**What the task asks:** Spot each line in the records below where the word "name" occurs, then copy it.

---

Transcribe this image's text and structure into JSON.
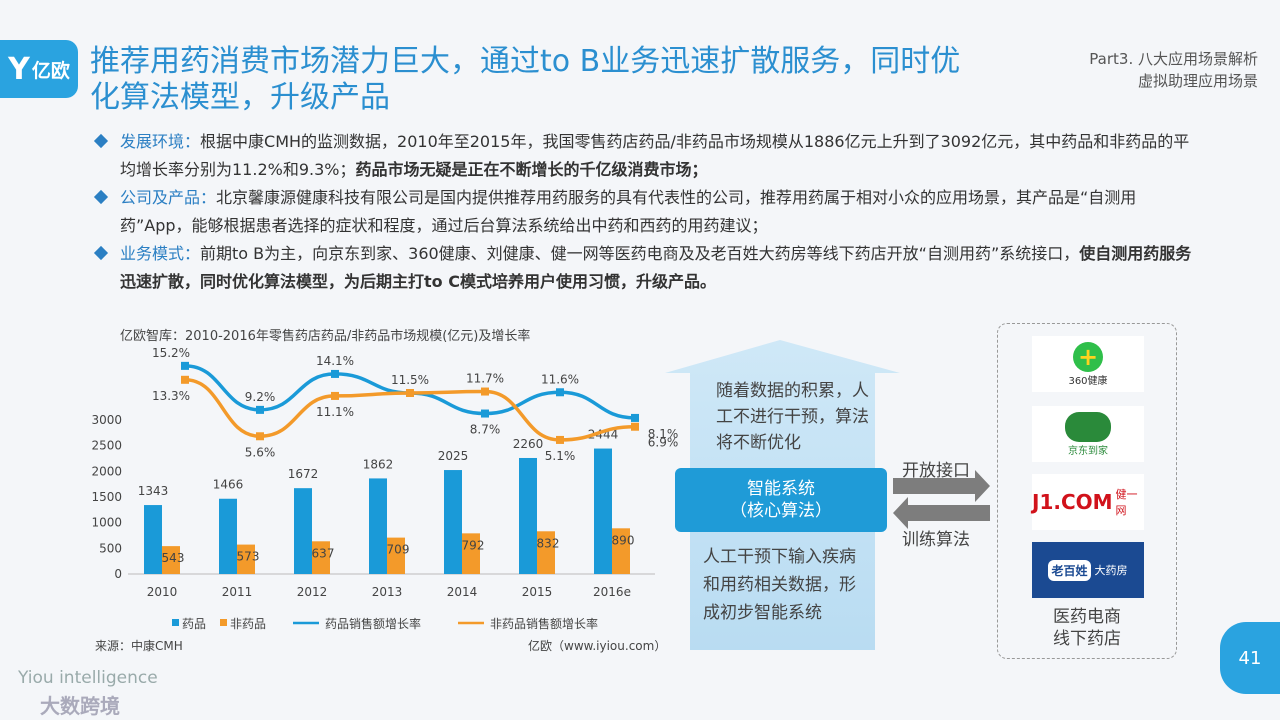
{
  "header": {
    "logo_text": "亿欧",
    "title": "推荐用药消费市场潜力巨大，通过to B业务迅速扩散服务，同时优化算法模型，升级产品",
    "part_line1": "Part3. 八大应用场景解析",
    "part_line2": "虚拟助理应用场景"
  },
  "bullets": [
    {
      "label": "发展环境：",
      "text": "根据中康CMH的监测数据，2010年至2015年，我国零售药店药品/非药品市场规模从1886亿元上升到了3092亿元，其中药品和非药品的平均增长率分别为11.2%和9.3%；",
      "bold": "药品市场无疑是正在不断增长的千亿级消费市场；"
    },
    {
      "label": "公司及产品：",
      "text": "北京馨康源健康科技有限公司是国内提供推荐用药服务的具有代表性的公司，推荐用药属于相对小众的应用场景，其产品是“自测用药”App，能够根据患者选择的症状和程度，通过后台算法系统给出中药和西药的用药建议；",
      "bold": ""
    },
    {
      "label": "业务模式：",
      "text": "前期to B为主，向京东到家、360健康、刘健康、健一网等医药电商及及老百姓大药房等线下药店开放“自测用药”系统接口，",
      "bold": "使自测用药服务迅速扩散，同时优化算法模型，为后期主打to C模式培养用户使用习惯，升级产品。"
    }
  ],
  "chart_data": {
    "type": "bar",
    "title": "亿欧智库：2010-2016年零售药店药品/非药品市场规模(亿元)及增长率",
    "categories": [
      "2010",
      "2011",
      "2012",
      "2013",
      "2014",
      "2015",
      "2016e"
    ],
    "series": [
      {
        "name": "药品",
        "type": "bar",
        "values": [
          1343,
          1466,
          1672,
          1862,
          2025,
          2260,
          2444
        ],
        "color": "#1a9ad8"
      },
      {
        "name": "非药品",
        "type": "bar",
        "values": [
          543,
          573,
          637,
          709,
          792,
          832,
          890
        ],
        "color": "#f39a2a"
      },
      {
        "name": "药品销售额增长率",
        "type": "line",
        "values": [
          15.2,
          9.2,
          14.1,
          11.5,
          8.7,
          11.6,
          8.1
        ],
        "labels": [
          "15.2%",
          "9.2%",
          "14.1%",
          "11.5%",
          "8.7%",
          "11.6%",
          "8.1%"
        ],
        "color": "#1a9ad8"
      },
      {
        "name": "非药品销售额增长率",
        "type": "line",
        "values": [
          13.3,
          5.6,
          11.1,
          11.5,
          11.7,
          5.1,
          6.9
        ],
        "labels": [
          "13.3%",
          "5.6%",
          "11.1%",
          "",
          "11.7%",
          "5.1%",
          "6.9%"
        ],
        "color": "#f39a2a"
      }
    ],
    "yticks": [
      "0",
      "500",
      "1000",
      "1500",
      "2000",
      "2500",
      "3000"
    ],
    "ylim": [
      0,
      3000
    ],
    "legend_position": "bottom",
    "source": "来源：中康CMH",
    "credit": "亿欧（www.iyiou.com）"
  },
  "diagram": {
    "arrow_text": "随着数据的积累，人工不进行干预，算法将不断优化",
    "core_line1": "智能系统",
    "core_line2": "（核心算法）",
    "bottom_text": "人工干预下输入疾病和用药相关数据，形成初步智能系统",
    "open_api": "开放接口",
    "train_algo": "训练算法",
    "panel_caption_line1": "医药电商",
    "panel_caption_line2": "线下药店",
    "stores": [
      {
        "name": "360健康",
        "icon": "plus-circle-icon"
      },
      {
        "name": "京东到家",
        "icon": "dog-mascot-icon"
      },
      {
        "name": "J1.COM",
        "prefix": "健一网"
      },
      {
        "name": "老百姓",
        "suffix": "大药房"
      }
    ]
  },
  "footer": {
    "brand1": "Yiou intelligence",
    "brand2": "大数跨境",
    "page": "41"
  },
  "colors": {
    "accent": "#2aa3e0",
    "orange": "#f39a2a",
    "blue_dark": "#2b7fc3"
  }
}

---

**Result of this exercise:**
        "name": "药品",
        "name": "非药品",
        "name": "药品销售额增长率",
        "name": "非药品销售额增长率",
        "name": "360健康",
        "name": "京东到家",
        "name": "J1.COM",
        "name": "老百姓",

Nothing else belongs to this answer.